Give again the lines from the line with "Give me the" to the last line of the records, exactly and in full. Do not carry over any pictures.

▸ **Input data**
◇ ◇ ◇ ◇ ◇ ◇ ◇

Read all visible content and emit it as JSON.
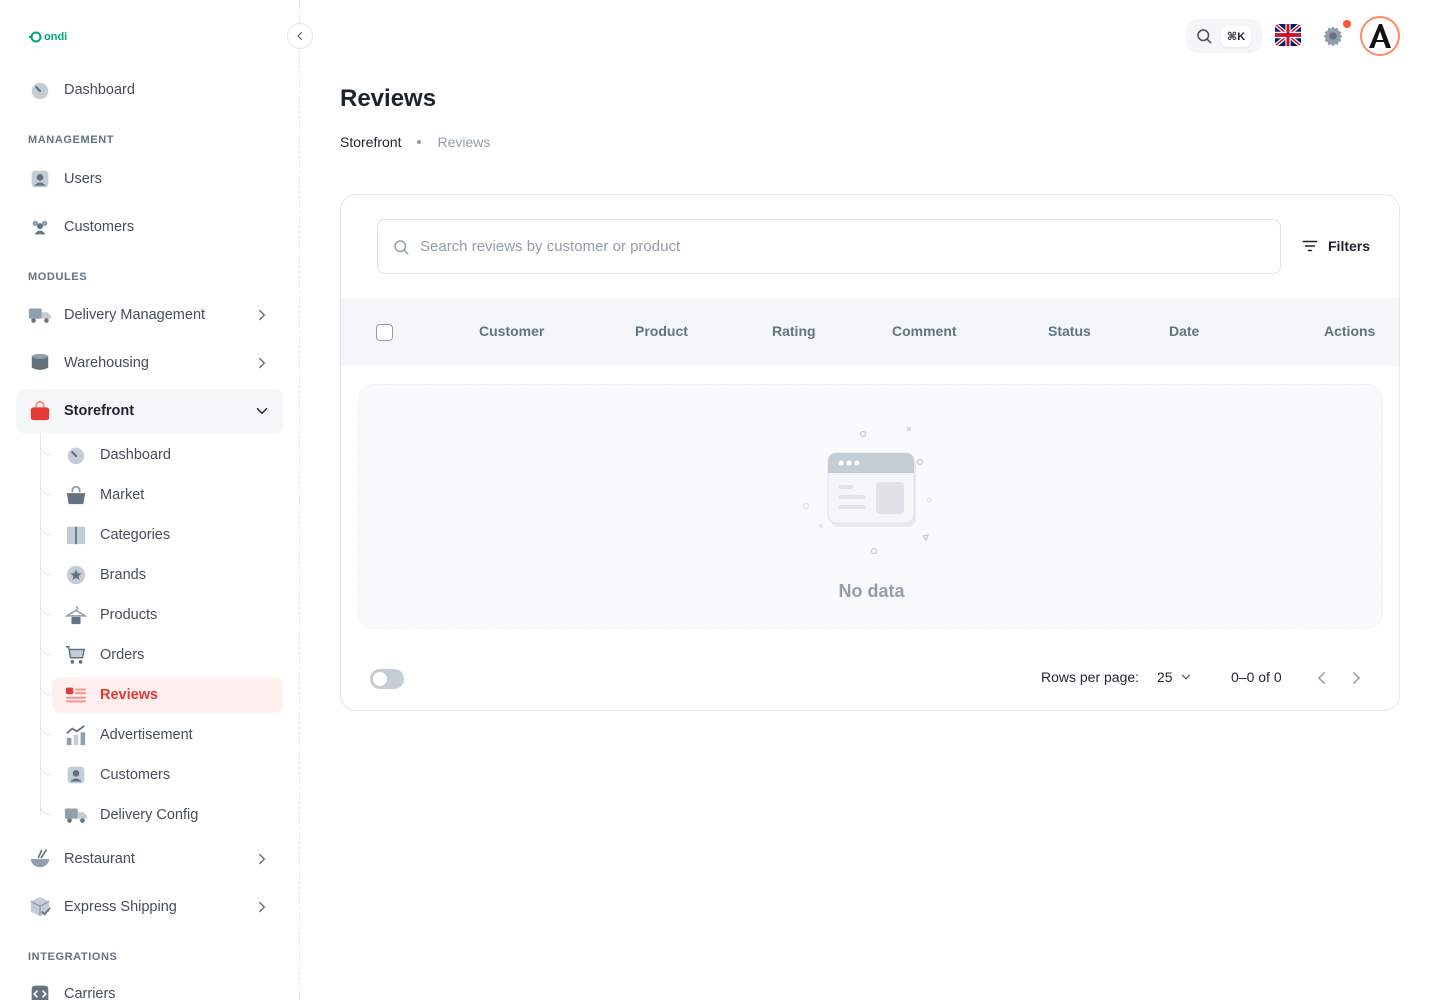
{
  "app": {
    "logo_text": "ondi"
  },
  "sidebar": {
    "dashboard": "Dashboard",
    "section_management": "MANAGEMENT",
    "users": "Users",
    "customers": "Customers",
    "section_modules": "MODULES",
    "delivery_management": "Delivery Management",
    "warehousing": "Warehousing",
    "storefront": "Storefront",
    "storefront_items": [
      "Dashboard",
      "Market",
      "Categories",
      "Brands",
      "Products",
      "Orders",
      "Reviews",
      "Advertisement",
      "Customers",
      "Delivery Config"
    ],
    "restaurant": "Restaurant",
    "express_shipping": "Express Shipping",
    "section_integrations": "INTEGRATIONS",
    "carriers": "Carriers",
    "active_color": "#e53935"
  },
  "topbar": {
    "shortcut": "⌘K",
    "language": "English (UK)",
    "notification_color": "#ff5630"
  },
  "page": {
    "title": "Reviews",
    "breadcrumb": [
      "Storefront",
      "Reviews"
    ]
  },
  "table": {
    "search_placeholder": "Search reviews by customer or product",
    "filters_label": "Filters",
    "columns": [
      "Customer",
      "Product",
      "Rating",
      "Comment",
      "Status",
      "Date",
      "Actions"
    ],
    "empty_text": "No data"
  },
  "pagination": {
    "rows_per_page_label": "Rows per page:",
    "rows_per_page": "25",
    "range": "0–0 of 0"
  }
}
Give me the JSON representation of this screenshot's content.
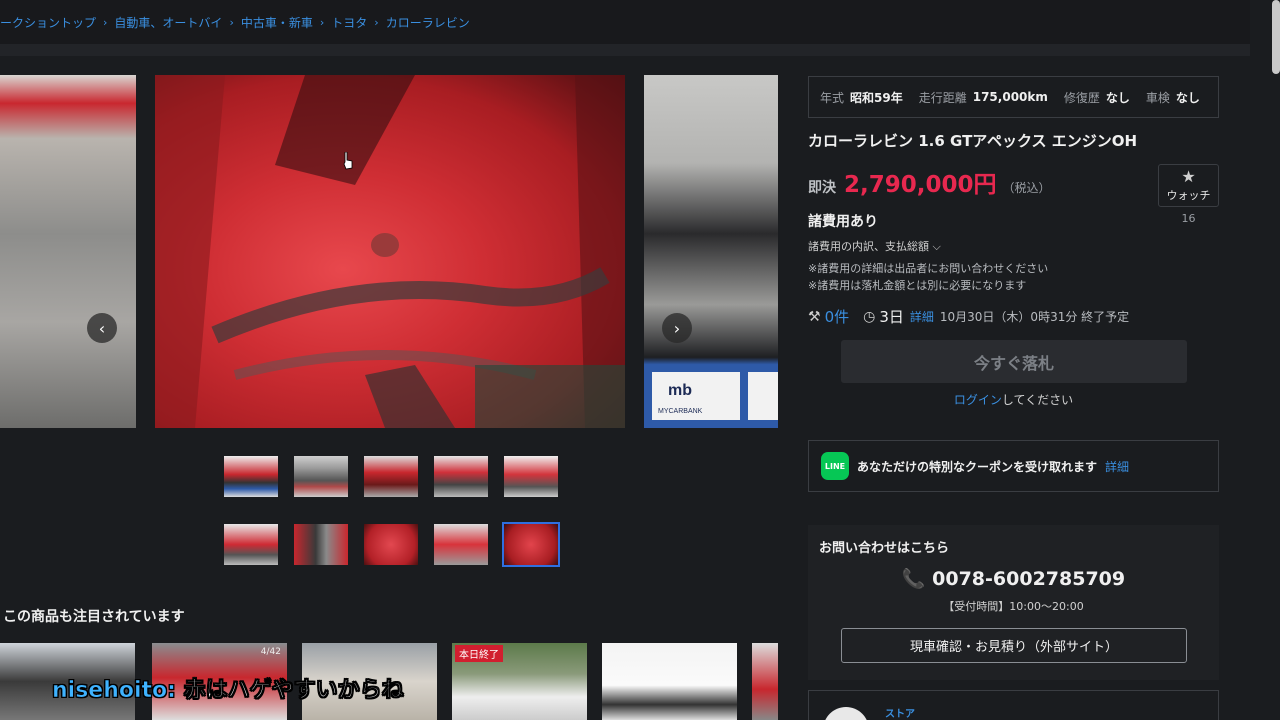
{
  "breadcrumb": [
    "ークショントップ",
    "自動車、オートバイ",
    "中古車・新車",
    "トヨタ",
    "カローラレビン"
  ],
  "specs": [
    {
      "k": "年式",
      "v": "昭和59年"
    },
    {
      "k": "走行距離",
      "v": "175,000km"
    },
    {
      "k": "修復歴",
      "v": "なし"
    },
    {
      "k": "車検",
      "v": "なし"
    }
  ],
  "item": {
    "title": "カローラレビン 1.6 GTアペックス エンジンOH",
    "price_label": "即決",
    "price": "2,790,000円",
    "tax": "（税込）",
    "watch_label": "ウォッチ",
    "watch_count": "16",
    "fee_head": "諸費用あり",
    "fee_detail": "諸費用の内訳、支払総額 ⌵",
    "fee_note1": "※諸費用の詳細は出品者にお問い合わせください",
    "fee_note2": "※諸費用は落札金額とは別に必要になります",
    "bids": "0件",
    "days": "3日",
    "detail_link": "詳細",
    "end_time": "10月30日（木）0時31分 終了予定",
    "buy_button": "今すぐ落札",
    "login_link": "ログイン",
    "login_suffix": "してください"
  },
  "coupon": {
    "icon_text": "LINE",
    "text": "あなただけの特別なクーポンを受け取れます",
    "link": "詳細"
  },
  "contact": {
    "head": "お問い合わせはこちら",
    "phone": "📞 0078-6002785709",
    "hours": "【受付時間】10:00〜20:00",
    "button": "現車確認・お見積り（外部サイト）"
  },
  "store": {
    "label": "ストア"
  },
  "related": {
    "title": "この商品も注目されています",
    "badge": "本日終了",
    "count": "4/42"
  },
  "subtitle": {
    "speaker": "nisehoito:",
    "message": "赤はハゲやすいからね"
  },
  "gallery": {
    "prev_icon": "‹",
    "next_icon": "›"
  },
  "colors": {
    "accent_blue": "#3a8fe0",
    "price_red": "#e8284f",
    "line_green": "#06c755"
  }
}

◇ ◇ ◇ ◇ ◇ ◇ ◇

▸ **Result for this task**
Give me the JSON representation of this screenshot's content.
{
  "breadcrumb": [
    "ークショントップ",
    "自動車、オートバイ",
    "中古車・新車",
    "トヨタ",
    "カローラレビン"
  ],
  "specs": [
    {
      "k": "年式",
      "v": "昭和59年"
    },
    {
      "k": "走行距離",
      "v": "175,000km"
    },
    {
      "k": "修復歴",
      "v": "なし"
    },
    {
      "k": "車検",
      "v": "なし"
    }
  ],
  "item": {
    "title": "カローラレビン 1.6 GTアペックス エンジンOH",
    "price_label": "即決",
    "price": "2,790,000円",
    "tax": "（税込）",
    "watch_label": "ウォッチ",
    "watch_count": "16",
    "fee_head": "諸費用あり",
    "fee_detail": "諸費用の内訳、支払総額 ⌵",
    "fee_note1": "※諸費用の詳細は出品者にお問い合わせください",
    "fee_note2": "※諸費用は落札金額とは別に必要になります",
    "bids": "0件",
    "days": "3日",
    "detail_link": "詳細",
    "end_time": "10月30日（木）0時31分 終了予定",
    "buy_button": "今すぐ落札",
    "login_link": "ログイン",
    "login_suffix": "してください"
  },
  "coupon": {
    "icon_text": "LINE",
    "text": "あなただけの特別なクーポンを受け取れます",
    "link": "詳細"
  },
  "contact": {
    "head": "お問い合わせはこちら",
    "phone": "📞 0078-6002785709",
    "hours": "【受付時間】10:00〜20:00",
    "button": "現車確認・お見積り（外部サイト）"
  },
  "store": {
    "label": "ストア"
  },
  "related": {
    "title": "この商品も注目されています",
    "badge": "本日終了",
    "count": "4/42"
  },
  "subtitle": {
    "speaker": "nisehoito:",
    "message": "赤はハゲやすいからね"
  },
  "gallery": {
    "prev_icon": "‹",
    "next_icon": "›"
  },
  "colors": {
    "accent_blue": "#3a8fe0",
    "price_red": "#e8284f",
    "line_green": "#06c755"
  }
}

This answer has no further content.